Set task
Rewrite every line of the records below as a numbered list, dropping any blank lines.
---+---
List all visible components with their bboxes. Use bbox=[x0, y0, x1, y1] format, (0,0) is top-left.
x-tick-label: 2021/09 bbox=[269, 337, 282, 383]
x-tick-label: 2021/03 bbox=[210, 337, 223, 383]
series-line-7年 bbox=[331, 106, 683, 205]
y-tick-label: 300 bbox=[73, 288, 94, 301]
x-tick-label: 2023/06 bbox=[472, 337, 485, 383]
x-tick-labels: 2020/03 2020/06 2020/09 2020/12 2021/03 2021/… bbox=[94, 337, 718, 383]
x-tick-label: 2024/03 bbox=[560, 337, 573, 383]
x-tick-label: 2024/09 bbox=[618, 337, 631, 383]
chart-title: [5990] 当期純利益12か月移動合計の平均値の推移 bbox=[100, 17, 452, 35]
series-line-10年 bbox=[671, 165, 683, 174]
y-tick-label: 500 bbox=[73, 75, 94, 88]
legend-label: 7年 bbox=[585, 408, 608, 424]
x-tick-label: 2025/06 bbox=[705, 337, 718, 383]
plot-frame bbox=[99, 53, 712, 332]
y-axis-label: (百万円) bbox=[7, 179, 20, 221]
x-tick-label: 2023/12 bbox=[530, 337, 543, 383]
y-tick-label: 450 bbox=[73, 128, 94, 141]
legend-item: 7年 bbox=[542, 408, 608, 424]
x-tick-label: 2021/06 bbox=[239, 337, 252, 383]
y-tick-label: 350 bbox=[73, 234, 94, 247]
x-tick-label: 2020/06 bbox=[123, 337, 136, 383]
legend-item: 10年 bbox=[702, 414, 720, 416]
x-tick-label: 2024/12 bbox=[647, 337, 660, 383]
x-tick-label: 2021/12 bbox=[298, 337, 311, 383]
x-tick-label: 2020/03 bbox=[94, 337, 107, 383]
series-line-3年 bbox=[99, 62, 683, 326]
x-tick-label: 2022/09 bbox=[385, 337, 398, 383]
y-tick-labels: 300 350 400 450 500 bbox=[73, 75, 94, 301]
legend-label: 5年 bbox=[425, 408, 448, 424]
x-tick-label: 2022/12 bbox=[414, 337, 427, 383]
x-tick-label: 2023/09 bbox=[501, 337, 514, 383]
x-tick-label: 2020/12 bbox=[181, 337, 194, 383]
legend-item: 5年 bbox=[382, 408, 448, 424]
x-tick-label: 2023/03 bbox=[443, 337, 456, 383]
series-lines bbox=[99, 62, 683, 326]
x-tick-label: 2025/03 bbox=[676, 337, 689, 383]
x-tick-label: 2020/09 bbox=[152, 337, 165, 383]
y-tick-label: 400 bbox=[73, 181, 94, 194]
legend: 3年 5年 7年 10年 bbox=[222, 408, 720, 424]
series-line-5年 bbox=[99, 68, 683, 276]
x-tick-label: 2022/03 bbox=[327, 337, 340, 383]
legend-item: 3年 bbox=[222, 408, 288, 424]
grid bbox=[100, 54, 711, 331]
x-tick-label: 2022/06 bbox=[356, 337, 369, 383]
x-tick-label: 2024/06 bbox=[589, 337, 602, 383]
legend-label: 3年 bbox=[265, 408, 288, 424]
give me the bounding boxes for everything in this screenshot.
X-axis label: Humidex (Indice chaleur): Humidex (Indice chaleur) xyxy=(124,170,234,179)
---+---
Result below
1. List all visible components with their bboxes. Use bbox=[x0, y0, x1, y1] format, (0,0) is top-left.
2. x-tick-label: 2021/09 bbox=[269, 337, 282, 383]
3. x-tick-label: 2021/03 bbox=[210, 337, 223, 383]
4. series-line-7年 bbox=[331, 106, 683, 205]
5. y-tick-label: 300 bbox=[73, 288, 94, 301]
6. x-tick-label: 2023/06 bbox=[472, 337, 485, 383]
7. x-tick-labels: 2020/03 2020/06 2020/09 2020/12 2021/03 2021/… bbox=[94, 337, 718, 383]
8. x-tick-label: 2024/03 bbox=[560, 337, 573, 383]
9. x-tick-label: 2024/09 bbox=[618, 337, 631, 383]
10. chart-title: [5990] 当期純利益12か月移動合計の平均値の推移 bbox=[100, 17, 452, 35]
11. series-line-10年 bbox=[671, 165, 683, 174]
12. y-tick-label: 500 bbox=[73, 75, 94, 88]
13. legend-label: 7年 bbox=[585, 408, 608, 424]
14. x-tick-label: 2025/06 bbox=[705, 337, 718, 383]
15. plot-frame bbox=[99, 53, 712, 332]
16. y-axis-label: (百万円) bbox=[7, 179, 20, 221]
17. x-tick-label: 2023/12 bbox=[530, 337, 543, 383]
18. y-tick-label: 450 bbox=[73, 128, 94, 141]
19. legend-item: 7年 bbox=[542, 408, 608, 424]
20. x-tick-label: 2021/06 bbox=[239, 337, 252, 383]
21. y-tick-label: 350 bbox=[73, 234, 94, 247]
22. x-tick-label: 2020/06 bbox=[123, 337, 136, 383]
23. legend-item: 10年 bbox=[702, 414, 720, 416]
24. x-tick-label: 2024/12 bbox=[647, 337, 660, 383]
25. x-tick-label: 2021/12 bbox=[298, 337, 311, 383]
26. x-tick-label: 2020/03 bbox=[94, 337, 107, 383]
27. series-line-3年 bbox=[99, 62, 683, 326]
28. x-tick-label: 2022/09 bbox=[385, 337, 398, 383]
29. y-tick-labels: 300 350 400 450 500 bbox=[73, 75, 94, 301]
30. legend-label: 5年 bbox=[425, 408, 448, 424]
31. x-tick-label: 2022/12 bbox=[414, 337, 427, 383]
32. x-tick-label: 2023/09 bbox=[501, 337, 514, 383]
33. x-tick-label: 2020/12 bbox=[181, 337, 194, 383]
34. legend-item: 5年 bbox=[382, 408, 448, 424]
35. x-tick-label: 2023/03 bbox=[443, 337, 456, 383]
36. series-lines bbox=[99, 62, 683, 326]
37. x-tick-label: 2025/03 bbox=[676, 337, 689, 383]
38. x-tick-label: 2020/09 bbox=[152, 337, 165, 383]
39. y-tick-label: 400 bbox=[73, 181, 94, 194]
40. legend: 3年 5年 7年 10年 bbox=[222, 408, 720, 424]
41. series-line-5年 bbox=[99, 68, 683, 276]
42. x-tick-label: 2022/03 bbox=[327, 337, 340, 383]
43. legend-item: 3年 bbox=[222, 408, 288, 424]
44. grid bbox=[100, 54, 711, 331]
45. x-tick-label: 2022/06 bbox=[356, 337, 369, 383]
46. x-tick-label: 2024/06 bbox=[589, 337, 602, 383]
47. legend-label: 3年 bbox=[265, 408, 288, 424]
48. give me the bounding boxes for everything in this screenshot.
49. X-axis label: Humidex (Indice chaleur): Humidex (Indice chaleur) xyxy=(124,170,234,179)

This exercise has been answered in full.